**** Task inputs

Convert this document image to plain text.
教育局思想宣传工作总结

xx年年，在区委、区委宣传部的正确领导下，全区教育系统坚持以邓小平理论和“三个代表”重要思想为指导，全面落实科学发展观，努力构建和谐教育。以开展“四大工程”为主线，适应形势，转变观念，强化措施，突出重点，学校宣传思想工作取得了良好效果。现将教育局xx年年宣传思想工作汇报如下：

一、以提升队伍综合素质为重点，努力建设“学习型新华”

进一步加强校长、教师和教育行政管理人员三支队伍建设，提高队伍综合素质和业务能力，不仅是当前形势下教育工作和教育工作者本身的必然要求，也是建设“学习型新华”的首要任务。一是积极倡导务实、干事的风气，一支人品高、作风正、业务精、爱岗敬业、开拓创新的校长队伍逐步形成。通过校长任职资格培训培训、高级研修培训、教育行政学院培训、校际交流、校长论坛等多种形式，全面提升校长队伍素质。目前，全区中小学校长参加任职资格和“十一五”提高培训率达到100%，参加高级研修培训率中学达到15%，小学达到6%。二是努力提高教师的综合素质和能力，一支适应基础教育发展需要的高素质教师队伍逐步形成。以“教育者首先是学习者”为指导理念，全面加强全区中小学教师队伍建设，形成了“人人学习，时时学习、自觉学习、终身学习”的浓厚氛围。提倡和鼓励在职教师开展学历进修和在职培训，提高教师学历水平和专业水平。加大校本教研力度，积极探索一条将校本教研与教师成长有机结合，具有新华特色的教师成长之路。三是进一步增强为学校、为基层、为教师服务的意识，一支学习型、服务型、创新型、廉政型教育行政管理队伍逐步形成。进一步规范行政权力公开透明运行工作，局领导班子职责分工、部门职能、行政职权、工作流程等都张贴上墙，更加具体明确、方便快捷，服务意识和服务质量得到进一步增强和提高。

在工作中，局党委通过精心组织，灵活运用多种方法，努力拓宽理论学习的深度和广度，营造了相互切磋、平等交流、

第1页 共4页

********

**Set problem:** Copy each entry exactly, with nothing added or dropped.

**Output for this task:**
Convert this document image to plain text.
教育局思想宣传工作总结

xx年年，在区委、区委宣传部的正确领导下，全区教育系统坚持以邓小平理论和“三个代表”重要思想为指导，全面落实科学发展观，努力构建和谐教育。以开展“四大工程”为主线，适应形势，转变观念，强化措施，突出重点，学校宣传思想工作取得了良好效果。现将教育局xx年年宣传思想工作汇报如下：

一、以提升队伍综合素质为重点，努力建设“学习型新华”

进一步加强校长、教师和教育行政管理人员三支队伍建设，提高队伍综合素质和业务能力，不仅是当前形势下教育工作和教育工作者本身的必然要求，也是建设“学习型新华”的首要任务。一是积极倡导务实、干事的风气，一支人品高、作风正、业务精、爱岗敬业、开拓创新的校长队伍逐步形成。通过校长任职资格培训培训、高级研修培训、教育行政学院培训、校际交流、校长论坛等多种形式，全面提升校长队伍素质。目前，全区中小学校长参加任职资格和“十一五”提高培训率达到100%，参加高级研修培训率中学达到15%，小学达到6%。二是努力提高教师的综合素质和能力，一支适应基础教育发展需要的高素质教师队伍逐步形成。以“教育者首先是学习者”为指导理念，全面加强全区中小学教师队伍建设，形成了“人人学习，时时学习、自觉学习、终身学习”的浓厚氛围。提倡和鼓励在职教师开展学历进修和在职培训，提高教师学历水平和专业水平。加大校本教研力度，积极探索一条将校本教研与教师成长有机结合，具有新华特色的教师成长之路。三是进一步增强为学校、为基层、为教师服务的意识，一支学习型、服务型、创新型、廉政型教育行政管理队伍逐步形成。进一步规范行政权力公开透明运行工作，局领导班子职责分工、部门职能、行政职权、工作流程等都张贴上墙，更加具体明确、方便快捷，服务意识和服务质量得到进一步增强和提高。

在工作中，局党委通过精心组织，灵活运用多种方法，努力拓宽理论学习的深度和广度，营造了相互切磋、平等交流、

第1页 共4页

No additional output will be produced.